> **Directions for this task**
Write out every entry, unchanged. Skip any picture.

** begin **

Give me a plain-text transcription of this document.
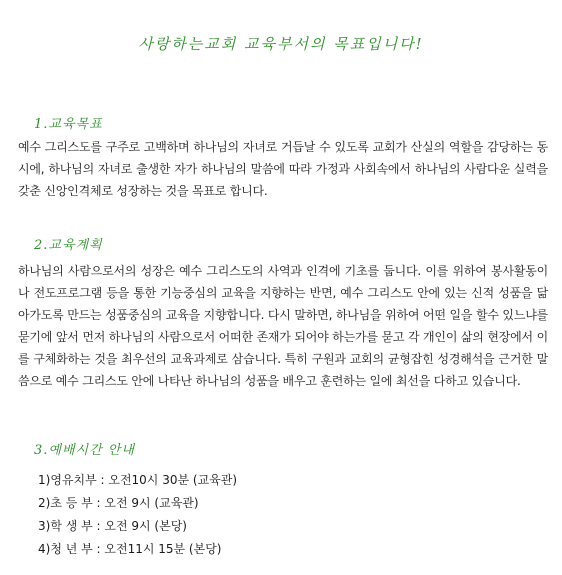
사랑하는교회 교육부서의 목표입니다!
1.교육목표

예수 그리스도를 구주로 고백하며 하나님의 자녀로 거듭날 수 있도록 교회가 산실의 역할을 감당하는 동시에, 하나님의 자녀로 출생한 자가 하나님의 말씀에 따라 가정과 사회속에서 하나님의 사람다운 실력을 갖춘 신앙인격체로 성장하는 것을 목표로 합니다.

2.교육계획

하나님의 사람으로서의 성장은 예수 그리스도의 사역과 인격에 기초를 둡니다. 이를 위하여 봉사활동이나 전도프로그램 등을 통한 기능중심의 교육을 지향하는 반면, 예수 그리스도 안에 있는 신적 성품을 닮아가도록 만드는 성품중심의 교육을 지향합니다. 다시 말하면, 하나님을 위하여 어떤 일을 할수 있느냐를 묻기에 앞서 먼저 하나님의 사람으로서 어떠한 존재가 되어야 하는가를 묻고 각 개인이 삶의 현장에서 이를 구체화하는 것을 최우선의 교육과제로 삼습니다. 특히 구원과 교회의 균형잡힌 성경해석을 근거한 말씀으로 예수 그리스도 안에 나타난 하나님의 성품을 배우고 훈련하는 일에 최선을 다하고 있습니다.

3.예배시간 안내
1)영유치부 : 오전10시 30분 (교육관)
2)초 등 부 : 오전 9시 (교육관)
3)학 생 부 : 오전 9시 (본당)
4)청 년 부 : 오전11시 15분 (본당)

** end **

> **Written response**
Give me a plain-text transcription of this document.
사랑하는교회 교육부서의 목표입니다!
1.교육목표

예수 그리스도를 구주로 고백하며 하나님의 자녀로 거듭날 수 있도록 교회가 산실의 역할을 감당하는 동시에, 하나님의 자녀로 출생한 자가 하나님의 말씀에 따라 가정과 사회속에서 하나님의 사람다운 실력을 갖춘 신앙인격체로 성장하는 것을 목표로 합니다.

2.교육계획

하나님의 사람으로서의 성장은 예수 그리스도의 사역과 인격에 기초를 둡니다. 이를 위하여 봉사활동이나 전도프로그램 등을 통한 기능중심의 교육을 지향하는 반면, 예수 그리스도 안에 있는 신적 성품을 닮아가도록 만드는 성품중심의 교육을 지향합니다. 다시 말하면, 하나님을 위하여 어떤 일을 할수 있느냐를 묻기에 앞서 먼저 하나님의 사람으로서 어떠한 존재가 되어야 하는가를 묻고 각 개인이 삶의 현장에서 이를 구체화하는 것을 최우선의 교육과제로 삼습니다. 특히 구원과 교회의 균형잡힌 성경해석을 근거한 말씀으로 예수 그리스도 안에 나타난 하나님의 성품을 배우고 훈련하는 일에 최선을 다하고 있습니다.

3.예배시간 안내
1)영유치부 : 오전10시 30분 (교육관)
2)초 등 부 : 오전 9시 (교육관)
3)학 생 부 : 오전 9시 (본당)
4)청 년 부 : 오전11시 15분 (본당)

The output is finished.